Exercise description
Write the records out exactly as shown. No pictures.

Records for the task
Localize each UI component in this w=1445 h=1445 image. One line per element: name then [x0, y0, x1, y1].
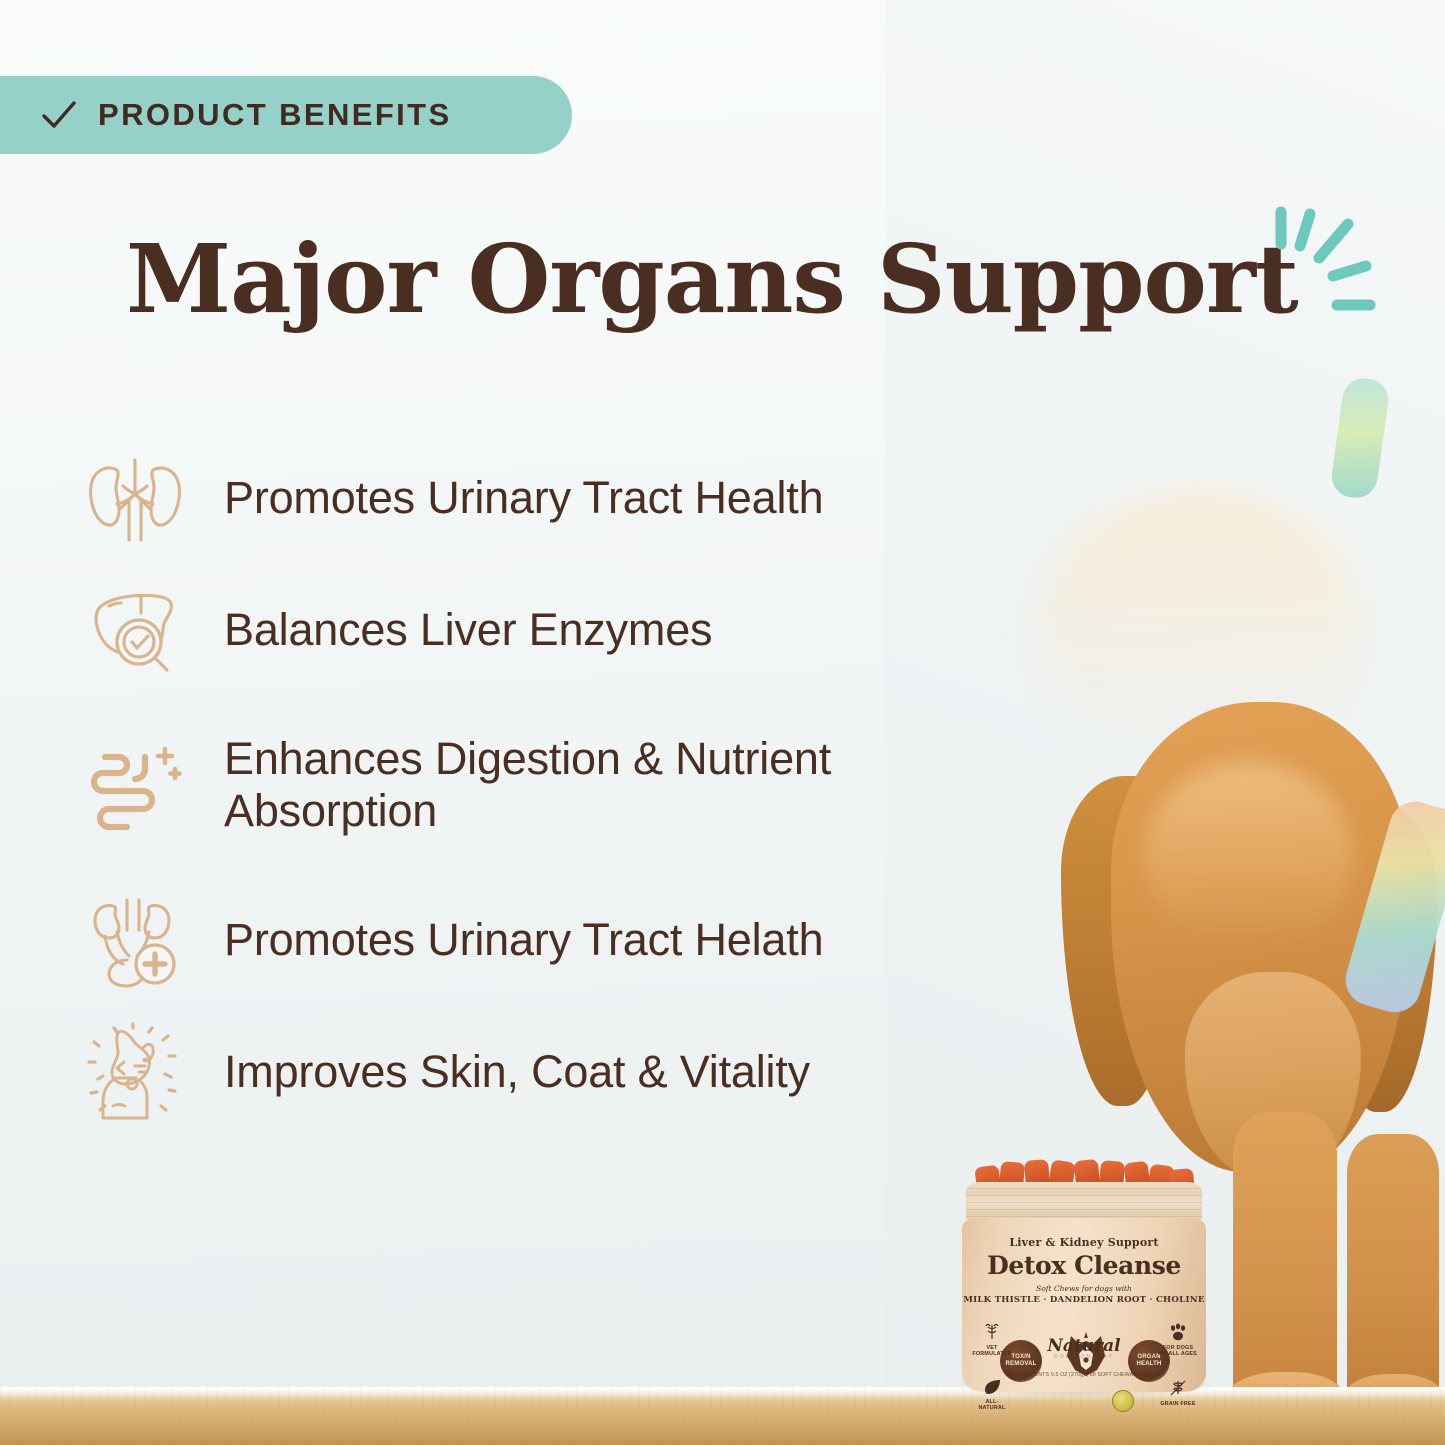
grain-free-badge: GRAIN FREE	[1156, 1378, 1200, 1407]
vet-formulated-badge: VET FORMULATED	[970, 1322, 1014, 1358]
caduceus-icon	[982, 1322, 1002, 1342]
label-subtitle: Soft Chews for dogs with	[962, 1284, 1206, 1293]
benefit-label: Promotes Urinary Tract Helath	[224, 914, 823, 966]
product-jar: Liver & Kidney Support Detox Cleanse Sof…	[960, 1160, 1208, 1392]
benefit-item: Improves Skin, Coat & Vitality	[74, 1006, 1054, 1138]
label-ingredients: MILK THISTLE · DANDELION ROOT · CHOLINE	[962, 1295, 1206, 1305]
jar-body: Liver & Kidney Support Detox Cleanse Sof…	[962, 1218, 1206, 1392]
label-eyebrow: Liver & Kidney Support	[962, 1236, 1206, 1249]
dog-fur-highlight-head	[1143, 762, 1353, 952]
benefits-list: Promotes Urinary Tract Health Balances L…	[74, 432, 1054, 1138]
badge-line1: GRAIN FREE	[1160, 1401, 1195, 1407]
seal-line2: REMOVAL	[1006, 1361, 1037, 1367]
badge-line2: FORMULATED	[972, 1351, 1011, 1357]
benefit-label: Enhances Digestion & Nutrient Absorption	[224, 733, 831, 837]
all-natural-badge: ALL- NATURAL	[970, 1378, 1014, 1412]
badge-line2: NATURAL	[978, 1405, 1005, 1411]
wooden-shelf-grain	[0, 1387, 1445, 1445]
product-benefits-badge: PRODUCT BENEFITS	[0, 76, 572, 154]
badge-label: PRODUCT BENEFITS	[98, 97, 452, 133]
organic-seal-icon	[1112, 1390, 1134, 1412]
badge-line1: ALL-	[985, 1399, 998, 1405]
badge-line1: VET	[986, 1345, 997, 1351]
infographic-canvas: PRODUCT BENEFITS Major Organs Support	[0, 0, 1445, 1445]
benefit-label: Balances Liver Enzymes	[224, 604, 712, 656]
badge-line1: FOR DOGS	[1163, 1345, 1193, 1351]
urinary-plus-icon	[74, 890, 196, 990]
benefit-label: Improves Skin, Coat & Vitality	[224, 1046, 810, 1098]
benefit-item: Enhances Digestion & Nutrient Absorption	[74, 696, 1054, 874]
benefit-item: Promotes Urinary Tract Helath	[74, 874, 1054, 1006]
seal-line2: HEALTH	[1136, 1361, 1161, 1367]
all-ages-badge: FOR DOGS OF ALL AGES	[1156, 1322, 1200, 1358]
intestines-icon	[74, 735, 196, 835]
label-title: Detox Cleanse	[962, 1251, 1206, 1280]
badge-line2: OF ALL AGES	[1159, 1351, 1197, 1357]
leaf-icon	[982, 1378, 1002, 1396]
check-icon	[42, 100, 76, 130]
page-title: Major Organs Support	[126, 232, 1298, 327]
paw-icon	[1168, 1322, 1188, 1342]
kidneys-icon	[74, 450, 196, 546]
benefit-item: Promotes Urinary Tract Health	[74, 432, 1054, 564]
jar-label: Liver & Kidney Support Detox Cleanse Sof…	[962, 1218, 1206, 1392]
benefit-label: Promotes Urinary Tract Health	[224, 472, 823, 524]
dog-sparkle-icon	[74, 1022, 196, 1122]
dog-leg-right	[1347, 1134, 1439, 1392]
benefit-item: Balances Liver Enzymes	[74, 564, 1054, 696]
dog-leg-left	[1233, 1112, 1337, 1392]
sparkle-burst-icon	[1262, 196, 1412, 336]
grain-free-icon	[1168, 1378, 1188, 1398]
benefit-label-line2: Absorption	[224, 785, 831, 837]
benefit-label-line1: Enhances Digestion & Nutrient	[224, 733, 831, 784]
collar-top-strap	[1329, 375, 1391, 500]
liver-check-icon	[74, 584, 196, 676]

Response for this exercise
Localize each UI component in this w=1445 h=1445 image. One line per element: name then [x0, y0, x1, y1].
grain-free-badge: GRAIN FREE	[1156, 1378, 1200, 1407]
vet-formulated-badge: VET FORMULATED	[970, 1322, 1014, 1358]
caduceus-icon	[982, 1322, 1002, 1342]
label-subtitle: Soft Chews for dogs with	[962, 1284, 1206, 1293]
benefit-label: Promotes Urinary Tract Helath	[224, 914, 823, 966]
product-jar: Liver & Kidney Support Detox Cleanse Sof…	[960, 1160, 1208, 1392]
benefit-item: Improves Skin, Coat & Vitality	[74, 1006, 1054, 1138]
label-ingredients: MILK THISTLE · DANDELION ROOT · CHOLINE	[962, 1295, 1206, 1305]
jar-body: Liver & Kidney Support Detox Cleanse Sof…	[962, 1218, 1206, 1392]
label-eyebrow: Liver & Kidney Support	[962, 1236, 1206, 1249]
dog-fur-highlight-head	[1143, 762, 1353, 952]
benefits-list: Promotes Urinary Tract Health Balances L…	[74, 432, 1054, 1138]
badge-line1: GRAIN FREE	[1160, 1401, 1195, 1407]
seal-line2: REMOVAL	[1006, 1361, 1037, 1367]
badge-line2: FORMULATED	[972, 1351, 1011, 1357]
benefit-label: Enhances Digestion & Nutrient Absorption	[224, 733, 831, 837]
all-natural-badge: ALL- NATURAL	[970, 1378, 1014, 1412]
badge-line2: NATURAL	[978, 1405, 1005, 1411]
wooden-shelf-grain	[0, 1387, 1445, 1445]
product-benefits-badge: PRODUCT BENEFITS	[0, 76, 572, 154]
badge-label: PRODUCT BENEFITS	[98, 97, 452, 133]
organic-seal-icon	[1112, 1390, 1134, 1412]
badge-line1: ALL-	[985, 1399, 998, 1405]
badge-line1: VET	[986, 1345, 997, 1351]
infographic-canvas: PRODUCT BENEFITS Major Organs Support	[0, 0, 1445, 1445]
benefit-label: Balances Liver Enzymes	[224, 604, 712, 656]
badge-line1: FOR DOGS	[1163, 1345, 1193, 1351]
urinary-plus-icon	[74, 890, 196, 990]
benefit-label: Improves Skin, Coat & Vitality	[224, 1046, 810, 1098]
benefit-item: Enhances Digestion & Nutrient Absorption	[74, 696, 1054, 874]
benefit-item: Promotes Urinary Tract Helath	[74, 874, 1054, 1006]
seal-line2: HEALTH	[1136, 1361, 1161, 1367]
all-ages-badge: FOR DOGS OF ALL AGES	[1156, 1322, 1200, 1358]
intestines-icon	[74, 735, 196, 835]
label-title: Detox Cleanse	[962, 1251, 1206, 1280]
badge-line2: OF ALL AGES	[1159, 1351, 1197, 1357]
leaf-icon	[982, 1378, 1002, 1396]
check-icon	[42, 100, 76, 130]
page-title: Major Organs Support	[126, 232, 1298, 327]
paw-icon	[1168, 1322, 1188, 1342]
kidneys-icon	[74, 450, 196, 546]
benefit-item: Promotes Urinary Tract Health	[74, 432, 1054, 564]
jar-label: Liver & Kidney Support Detox Cleanse Sof…	[962, 1218, 1206, 1392]
benefit-label: Promotes Urinary Tract Health	[224, 472, 823, 524]
dog-sparkle-icon	[74, 1022, 196, 1122]
dog-leg-right	[1347, 1134, 1439, 1392]
benefit-item: Balances Liver Enzymes	[74, 564, 1054, 696]
dog-leg-left	[1233, 1112, 1337, 1392]
sparkle-burst-icon	[1262, 196, 1412, 336]
grain-free-icon	[1168, 1378, 1188, 1398]
benefit-label-line2: Absorption	[224, 785, 831, 837]
benefit-label-line1: Enhances Digestion & Nutrient	[224, 733, 831, 784]
collar-top-strap	[1329, 375, 1391, 500]
liver-check-icon	[74, 584, 196, 676]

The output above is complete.